_Excerpted records_
• • • •
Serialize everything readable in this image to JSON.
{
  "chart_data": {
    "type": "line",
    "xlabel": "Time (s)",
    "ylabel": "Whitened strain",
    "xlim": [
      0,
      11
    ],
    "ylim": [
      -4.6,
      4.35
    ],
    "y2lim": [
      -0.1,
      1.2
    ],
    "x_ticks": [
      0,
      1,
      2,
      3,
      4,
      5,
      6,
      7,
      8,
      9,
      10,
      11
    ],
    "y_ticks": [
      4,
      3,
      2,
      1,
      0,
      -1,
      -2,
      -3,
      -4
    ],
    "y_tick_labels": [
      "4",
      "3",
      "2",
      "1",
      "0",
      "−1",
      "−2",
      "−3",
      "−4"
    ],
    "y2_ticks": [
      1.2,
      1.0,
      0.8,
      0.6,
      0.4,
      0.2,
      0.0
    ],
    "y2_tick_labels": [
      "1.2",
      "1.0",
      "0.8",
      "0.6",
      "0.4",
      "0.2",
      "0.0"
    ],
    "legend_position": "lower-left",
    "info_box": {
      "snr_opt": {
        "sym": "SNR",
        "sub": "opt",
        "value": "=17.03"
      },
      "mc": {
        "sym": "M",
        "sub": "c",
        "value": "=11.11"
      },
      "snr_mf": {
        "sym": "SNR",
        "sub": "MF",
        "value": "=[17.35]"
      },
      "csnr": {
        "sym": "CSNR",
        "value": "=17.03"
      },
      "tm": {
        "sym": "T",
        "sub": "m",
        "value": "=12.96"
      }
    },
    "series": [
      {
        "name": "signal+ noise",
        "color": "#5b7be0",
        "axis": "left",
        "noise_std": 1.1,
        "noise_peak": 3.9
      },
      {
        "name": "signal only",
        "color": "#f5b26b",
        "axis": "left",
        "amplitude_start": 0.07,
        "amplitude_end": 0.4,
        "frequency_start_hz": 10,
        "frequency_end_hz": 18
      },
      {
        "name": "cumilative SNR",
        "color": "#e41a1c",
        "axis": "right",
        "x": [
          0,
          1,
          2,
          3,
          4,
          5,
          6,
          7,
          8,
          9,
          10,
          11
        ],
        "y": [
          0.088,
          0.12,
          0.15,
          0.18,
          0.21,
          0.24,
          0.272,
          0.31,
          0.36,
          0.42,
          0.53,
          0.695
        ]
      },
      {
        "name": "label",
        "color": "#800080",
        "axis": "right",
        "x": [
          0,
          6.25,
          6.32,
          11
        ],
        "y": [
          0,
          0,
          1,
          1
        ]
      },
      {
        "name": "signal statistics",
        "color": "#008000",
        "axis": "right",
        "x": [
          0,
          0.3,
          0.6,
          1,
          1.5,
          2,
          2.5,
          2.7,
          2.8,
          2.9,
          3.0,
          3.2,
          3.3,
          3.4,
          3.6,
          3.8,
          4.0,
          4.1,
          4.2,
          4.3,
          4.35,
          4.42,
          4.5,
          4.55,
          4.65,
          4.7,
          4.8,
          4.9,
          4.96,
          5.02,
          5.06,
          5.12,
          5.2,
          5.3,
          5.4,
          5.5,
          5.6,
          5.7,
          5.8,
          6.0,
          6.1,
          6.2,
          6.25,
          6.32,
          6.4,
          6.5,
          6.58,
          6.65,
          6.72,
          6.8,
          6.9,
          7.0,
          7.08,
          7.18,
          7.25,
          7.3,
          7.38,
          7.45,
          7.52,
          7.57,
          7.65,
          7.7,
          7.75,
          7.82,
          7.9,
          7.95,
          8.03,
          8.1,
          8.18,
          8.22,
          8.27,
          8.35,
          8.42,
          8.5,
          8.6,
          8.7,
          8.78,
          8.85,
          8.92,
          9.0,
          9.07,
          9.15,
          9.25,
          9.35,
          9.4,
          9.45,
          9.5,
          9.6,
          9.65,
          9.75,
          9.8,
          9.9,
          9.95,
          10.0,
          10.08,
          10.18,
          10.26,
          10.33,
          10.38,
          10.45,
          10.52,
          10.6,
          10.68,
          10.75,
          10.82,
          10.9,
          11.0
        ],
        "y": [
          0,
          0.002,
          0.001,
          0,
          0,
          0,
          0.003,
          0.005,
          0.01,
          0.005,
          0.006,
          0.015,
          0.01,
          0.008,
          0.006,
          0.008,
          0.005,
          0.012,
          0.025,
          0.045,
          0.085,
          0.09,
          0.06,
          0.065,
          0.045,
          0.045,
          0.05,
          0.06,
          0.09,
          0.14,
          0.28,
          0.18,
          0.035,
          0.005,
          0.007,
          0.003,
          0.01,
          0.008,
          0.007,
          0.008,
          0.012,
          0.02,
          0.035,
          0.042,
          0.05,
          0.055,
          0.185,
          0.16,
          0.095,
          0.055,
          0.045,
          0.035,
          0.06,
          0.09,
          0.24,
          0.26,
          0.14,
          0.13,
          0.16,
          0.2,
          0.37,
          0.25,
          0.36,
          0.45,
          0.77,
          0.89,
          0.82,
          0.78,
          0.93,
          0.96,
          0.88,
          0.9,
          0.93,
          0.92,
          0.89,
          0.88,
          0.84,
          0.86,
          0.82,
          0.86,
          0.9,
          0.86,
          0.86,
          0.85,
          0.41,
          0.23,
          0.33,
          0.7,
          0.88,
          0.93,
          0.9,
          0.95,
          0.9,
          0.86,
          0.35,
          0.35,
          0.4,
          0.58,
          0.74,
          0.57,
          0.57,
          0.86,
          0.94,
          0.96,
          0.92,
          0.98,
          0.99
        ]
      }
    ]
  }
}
• • • •
_Required work_
Pull out each line of the records holding the string "color".

_Solved problem_
        "color": "#5b7be0",
        "color": "#f5b26b",
        "color": "#e41a1c",
        "color": "#800080",
        "color": "#008000",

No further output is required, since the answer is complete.